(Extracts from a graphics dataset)
* * * * * * *

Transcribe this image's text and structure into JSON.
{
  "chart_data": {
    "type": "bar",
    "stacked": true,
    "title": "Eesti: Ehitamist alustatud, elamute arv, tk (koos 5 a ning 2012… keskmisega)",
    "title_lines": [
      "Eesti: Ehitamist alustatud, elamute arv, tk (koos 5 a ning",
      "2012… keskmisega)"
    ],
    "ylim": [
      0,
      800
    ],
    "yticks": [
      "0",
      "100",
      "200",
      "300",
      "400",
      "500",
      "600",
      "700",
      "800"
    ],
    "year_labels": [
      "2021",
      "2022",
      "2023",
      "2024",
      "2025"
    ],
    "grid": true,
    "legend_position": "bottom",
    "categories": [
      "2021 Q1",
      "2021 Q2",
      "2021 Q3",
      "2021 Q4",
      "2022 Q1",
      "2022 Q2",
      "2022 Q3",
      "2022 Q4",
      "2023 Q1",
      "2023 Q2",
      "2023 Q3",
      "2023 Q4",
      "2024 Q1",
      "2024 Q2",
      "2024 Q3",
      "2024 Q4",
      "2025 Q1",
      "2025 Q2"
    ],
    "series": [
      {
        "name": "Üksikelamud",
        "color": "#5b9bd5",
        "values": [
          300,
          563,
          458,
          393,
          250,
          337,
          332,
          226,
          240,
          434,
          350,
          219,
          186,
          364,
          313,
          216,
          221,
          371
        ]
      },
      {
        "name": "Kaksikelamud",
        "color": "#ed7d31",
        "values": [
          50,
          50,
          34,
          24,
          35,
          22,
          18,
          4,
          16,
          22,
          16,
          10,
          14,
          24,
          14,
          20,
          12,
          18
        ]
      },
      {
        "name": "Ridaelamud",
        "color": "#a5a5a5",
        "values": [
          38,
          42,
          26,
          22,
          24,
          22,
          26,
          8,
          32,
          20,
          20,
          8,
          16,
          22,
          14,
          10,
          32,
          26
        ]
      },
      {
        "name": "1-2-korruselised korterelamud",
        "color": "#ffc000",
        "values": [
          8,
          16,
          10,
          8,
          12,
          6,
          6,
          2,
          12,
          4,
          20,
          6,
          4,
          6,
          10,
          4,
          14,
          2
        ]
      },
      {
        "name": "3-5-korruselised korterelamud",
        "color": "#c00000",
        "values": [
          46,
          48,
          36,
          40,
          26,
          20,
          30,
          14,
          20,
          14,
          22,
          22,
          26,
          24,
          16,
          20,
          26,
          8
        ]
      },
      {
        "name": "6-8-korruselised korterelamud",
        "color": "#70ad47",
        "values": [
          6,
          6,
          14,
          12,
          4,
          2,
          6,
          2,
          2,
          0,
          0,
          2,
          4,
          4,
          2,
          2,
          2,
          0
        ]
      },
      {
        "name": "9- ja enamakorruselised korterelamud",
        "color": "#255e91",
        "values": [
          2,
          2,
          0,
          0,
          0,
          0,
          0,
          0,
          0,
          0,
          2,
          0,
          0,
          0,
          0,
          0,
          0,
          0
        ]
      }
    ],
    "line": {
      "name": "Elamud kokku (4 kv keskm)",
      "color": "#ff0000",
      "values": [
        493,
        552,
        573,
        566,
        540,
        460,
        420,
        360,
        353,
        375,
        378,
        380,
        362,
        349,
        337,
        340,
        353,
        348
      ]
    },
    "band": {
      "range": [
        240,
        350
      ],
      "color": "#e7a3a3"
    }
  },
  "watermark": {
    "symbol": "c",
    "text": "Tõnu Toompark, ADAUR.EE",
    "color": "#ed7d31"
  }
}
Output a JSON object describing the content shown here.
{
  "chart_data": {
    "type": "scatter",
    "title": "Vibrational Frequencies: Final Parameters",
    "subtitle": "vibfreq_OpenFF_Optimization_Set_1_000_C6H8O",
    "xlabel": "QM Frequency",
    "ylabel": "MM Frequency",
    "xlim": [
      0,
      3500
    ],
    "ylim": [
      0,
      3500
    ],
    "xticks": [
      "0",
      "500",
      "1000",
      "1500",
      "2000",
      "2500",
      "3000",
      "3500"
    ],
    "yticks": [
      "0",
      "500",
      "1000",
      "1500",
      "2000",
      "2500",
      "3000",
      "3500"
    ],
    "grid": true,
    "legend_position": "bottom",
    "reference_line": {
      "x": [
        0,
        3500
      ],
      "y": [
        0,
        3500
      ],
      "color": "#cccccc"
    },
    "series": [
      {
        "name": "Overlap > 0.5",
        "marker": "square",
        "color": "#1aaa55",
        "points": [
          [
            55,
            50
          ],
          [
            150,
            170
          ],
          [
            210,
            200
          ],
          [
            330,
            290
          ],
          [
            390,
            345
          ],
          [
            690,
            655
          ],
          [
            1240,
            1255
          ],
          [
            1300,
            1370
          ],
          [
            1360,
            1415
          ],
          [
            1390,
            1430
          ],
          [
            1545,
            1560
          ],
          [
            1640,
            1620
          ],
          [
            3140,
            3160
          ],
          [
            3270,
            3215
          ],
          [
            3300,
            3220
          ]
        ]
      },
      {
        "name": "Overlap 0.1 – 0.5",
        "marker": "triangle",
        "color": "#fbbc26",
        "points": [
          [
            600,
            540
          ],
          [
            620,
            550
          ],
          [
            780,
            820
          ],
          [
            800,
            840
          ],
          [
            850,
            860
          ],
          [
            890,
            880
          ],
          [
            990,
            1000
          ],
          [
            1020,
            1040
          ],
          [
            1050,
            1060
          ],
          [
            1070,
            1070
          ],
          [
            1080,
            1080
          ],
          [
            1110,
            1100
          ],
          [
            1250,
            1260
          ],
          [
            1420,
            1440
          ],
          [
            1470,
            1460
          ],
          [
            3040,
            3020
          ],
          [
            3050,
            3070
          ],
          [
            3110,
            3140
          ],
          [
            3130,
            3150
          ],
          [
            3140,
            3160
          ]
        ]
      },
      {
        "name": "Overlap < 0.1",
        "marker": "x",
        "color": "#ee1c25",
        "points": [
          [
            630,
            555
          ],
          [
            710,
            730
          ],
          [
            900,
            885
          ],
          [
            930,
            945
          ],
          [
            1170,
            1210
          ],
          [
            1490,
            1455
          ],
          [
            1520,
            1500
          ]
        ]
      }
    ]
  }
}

* * * * * * *

TASK REQUIREMENTS:
Return what is listed above, exactly and completely.

FINAL RESULT:
Transcribe this image's text and structure into JSON.
{
  "chart_data": {
    "type": "bar",
    "stacked": true,
    "title": "Eesti: Ehitamist alustatud, elamute arv, tk (koos 5 a ning 2012… keskmisega)",
    "title_lines": [
      "Eesti: Ehitamist alustatud, elamute arv, tk (koos 5 a ning",
      "2012… keskmisega)"
    ],
    "ylim": [
      0,
      800
    ],
    "yticks": [
      "0",
      "100",
      "200",
      "300",
      "400",
      "500",
      "600",
      "700",
      "800"
    ],
    "year_labels": [
      "2021",
      "2022",
      "2023",
      "2024",
      "2025"
    ],
    "grid": true,
    "legend_position": "bottom",
    "categories": [
      "2021 Q1",
      "2021 Q2",
      "2021 Q3",
      "2021 Q4",
      "2022 Q1",
      "2022 Q2",
      "2022 Q3",
      "2022 Q4",
      "2023 Q1",
      "2023 Q2",
      "2023 Q3",
      "2023 Q4",
      "2024 Q1",
      "2024 Q2",
      "2024 Q3",
      "2024 Q4",
      "2025 Q1",
      "2025 Q2"
    ],
    "series": [
      {
        "name": "Üksikelamud",
        "color": "#5b9bd5",
        "values": [
          300,
          563,
          458,
          393,
          250,
          337,
          332,
          226,
          240,
          434,
          350,
          219,
          186,
          364,
          313,
          216,
          221,
          371
        ]
      },
      {
        "name": "Kaksikelamud",
        "color": "#ed7d31",
        "values": [
          50,
          50,
          34,
          24,
          35,
          22,
          18,
          4,
          16,
          22,
          16,
          10,
          14,
          24,
          14,
          20,
          12,
          18
        ]
      },
      {
        "name": "Ridaelamud",
        "color": "#a5a5a5",
        "values": [
          38,
          42,
          26,
          22,
          24,
          22,
          26,
          8,
          32,
          20,
          20,
          8,
          16,
          22,
          14,
          10,
          32,
          26
        ]
      },
      {
        "name": "1-2-korruselised korterelamud",
        "color": "#ffc000",
        "values": [
          8,
          16,
          10,
          8,
          12,
          6,
          6,
          2,
          12,
          4,
          20,
          6,
          4,
          6,
          10,
          4,
          14,
          2
        ]
      },
      {
        "name": "3-5-korruselised korterelamud",
        "color": "#c00000",
        "values": [
          46,
          48,
          36,
          40,
          26,
          20,
          30,
          14,
          20,
          14,
          22,
          22,
          26,
          24,
          16,
          20,
          26,
          8
        ]
      },
      {
        "name": "6-8-korruselised korterelamud",
        "color": "#70ad47",
        "values": [
          6,
          6,
          14,
          12,
          4,
          2,
          6,
          2,
          2,
          0,
          0,
          2,
          4,
          4,
          2,
          2,
          2,
          0
        ]
      },
      {
        "name": "9- ja enamakorruselised korterelamud",
        "color": "#255e91",
        "values": [
          2,
          2,
          0,
          0,
          0,
          0,
          0,
          0,
          0,
          0,
          2,
          0,
          0,
          0,
          0,
          0,
          0,
          0
        ]
      }
    ],
    "line": {
      "name": "Elamud kokku (4 kv keskm)",
      "color": "#ff0000",
      "values": [
        493,
        552,
        573,
        566,
        540,
        460,
        420,
        360,
        353,
        375,
        378,
        380,
        362,
        349,
        337,
        340,
        353,
        348
      ]
    },
    "band": {
      "range": [
        240,
        350
      ],
      "color": "#e7a3a3"
    }
  },
  "watermark": {
    "symbol": "c",
    "text": "Tõnu Toompark, ADAUR.EE",
    "color": "#ed7d31"
  }
}
Output a JSON object describing the content shown here.
{
  "chart_data": {
    "type": "scatter",
    "title": "Vibrational Frequencies: Final Parameters",
    "subtitle": "vibfreq_OpenFF_Optimization_Set_1_000_C6H8O",
    "xlabel": "QM Frequency",
    "ylabel": "MM Frequency",
    "xlim": [
      0,
      3500
    ],
    "ylim": [
      0,
      3500
    ],
    "xticks": [
      "0",
      "500",
      "1000",
      "1500",
      "2000",
      "2500",
      "3000",
      "3500"
    ],
    "yticks": [
      "0",
      "500",
      "1000",
      "1500",
      "2000",
      "2500",
      "3000",
      "3500"
    ],
    "grid": true,
    "legend_position": "bottom",
    "reference_line": {
      "x": [
        0,
        3500
      ],
      "y": [
        0,
        3500
      ],
      "color": "#cccccc"
    },
    "series": [
      {
        "name": "Overlap > 0.5",
        "marker": "square",
        "color": "#1aaa55",
        "points": [
          [
            55,
            50
          ],
          [
            150,
            170
          ],
          [
            210,
            200
          ],
          [
            330,
            290
          ],
          [
            390,
            345
          ],
          [
            690,
            655
          ],
          [
            1240,
            1255
          ],
          [
            1300,
            1370
          ],
          [
            1360,
            1415
          ],
          [
            1390,
            1430
          ],
          [
            1545,
            1560
          ],
          [
            1640,
            1620
          ],
          [
            3140,
            3160
          ],
          [
            3270,
            3215
          ],
          [
            3300,
            3220
          ]
        ]
      },
      {
        "name": "Overlap 0.1 – 0.5",
        "marker": "triangle",
        "color": "#fbbc26",
        "points": [
          [
            600,
            540
          ],
          [
            620,
            550
          ],
          [
            780,
            820
          ],
          [
            800,
            840
          ],
          [
            850,
            860
          ],
          [
            890,
            880
          ],
          [
            990,
            1000
          ],
          [
            1020,
            1040
          ],
          [
            1050,
            1060
          ],
          [
            1070,
            1070
          ],
          [
            1080,
            1080
          ],
          [
            1110,
            1100
          ],
          [
            1250,
            1260
          ],
          [
            1420,
            1440
          ],
          [
            1470,
            1460
          ],
          [
            3040,
            3020
          ],
          [
            3050,
            3070
          ],
          [
            3110,
            3140
          ],
          [
            3130,
            3150
          ],
          [
            3140,
            3160
          ]
        ]
      },
      {
        "name": "Overlap < 0.1",
        "marker": "x",
        "color": "#ee1c25",
        "points": [
          [
            630,
            555
          ],
          [
            710,
            730
          ],
          [
            900,
            885
          ],
          [
            930,
            945
          ],
          [
            1170,
            1210
          ],
          [
            1490,
            1455
          ],
          [
            1520,
            1500
          ]
        ]
      }
    ]
  }
}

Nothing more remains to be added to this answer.